THE TASK
Return the listing below verbatim. Pictures do not belong in the copy.

INPUT ROWS

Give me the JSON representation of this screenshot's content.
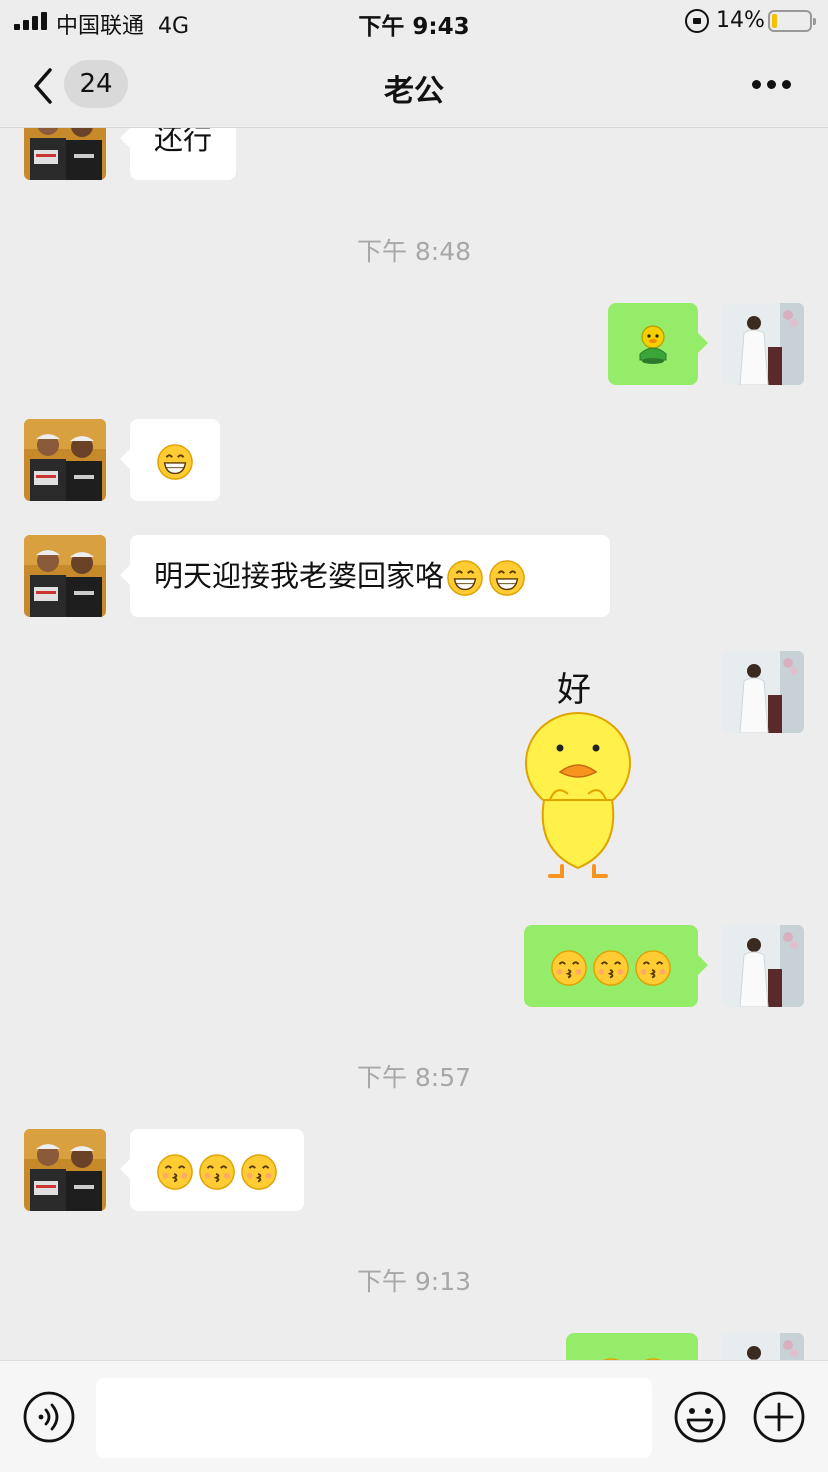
{
  "status_bar": {
    "carrier": "中国联通",
    "network": "4G",
    "time": "下午 9:43",
    "battery": "14%",
    "battery_level": 0.14
  },
  "header": {
    "unread_count": "24",
    "title": "老公"
  },
  "messages": {
    "m0_text": "还行",
    "ts1": "下午 8:48",
    "m1_type": "emoji",
    "m1_icon": "green-duck-emoji-icon",
    "m2_icon": "grin-emoji-icon",
    "m3_text": "明天迎接我老婆回家咯",
    "m3_icons": [
      "grin-emoji-icon",
      "grin-emoji-icon"
    ],
    "m4_sticker_text": "好",
    "m4_sticker_icon": "yellow-duck-sticker-icon",
    "m5_icons": [
      "kiss-emoji-icon",
      "kiss-emoji-icon",
      "kiss-emoji-icon"
    ],
    "ts2": "下午 8:57",
    "m6_icons": [
      "kiss-emoji-icon",
      "kiss-emoji-icon",
      "kiss-emoji-icon"
    ],
    "ts3": "下午 9:13"
  },
  "colors": {
    "background": "#ededed",
    "sent_bubble": "#95ec69",
    "received_bubble": "#ffffff",
    "timestamp": "#a7a7a7"
  },
  "input_bar": {
    "voice_icon": "voice-icon",
    "emoji_icon": "emoji-icon",
    "plus_icon": "plus-icon"
  }
}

RESPONSE TO THIS EXERCISE
Give me the JSON representation of this screenshot's content.
{
  "status_bar": {
    "carrier": "中国联通",
    "network": "4G",
    "time": "下午 9:43",
    "battery": "14%",
    "battery_level": 0.14
  },
  "header": {
    "unread_count": "24",
    "title": "老公"
  },
  "messages": {
    "m0_text": "还行",
    "ts1": "下午 8:48",
    "m1_type": "emoji",
    "m1_icon": "green-duck-emoji-icon",
    "m2_icon": "grin-emoji-icon",
    "m3_text": "明天迎接我老婆回家咯",
    "m3_icons": [
      "grin-emoji-icon",
      "grin-emoji-icon"
    ],
    "m4_sticker_text": "好",
    "m4_sticker_icon": "yellow-duck-sticker-icon",
    "m5_icons": [
      "kiss-emoji-icon",
      "kiss-emoji-icon",
      "kiss-emoji-icon"
    ],
    "ts2": "下午 8:57",
    "m6_icons": [
      "kiss-emoji-icon",
      "kiss-emoji-icon",
      "kiss-emoji-icon"
    ],
    "ts3": "下午 9:13"
  },
  "colors": {
    "background": "#ededed",
    "sent_bubble": "#95ec69",
    "received_bubble": "#ffffff",
    "timestamp": "#a7a7a7"
  },
  "input_bar": {
    "voice_icon": "voice-icon",
    "emoji_icon": "emoji-icon",
    "plus_icon": "plus-icon"
  }
}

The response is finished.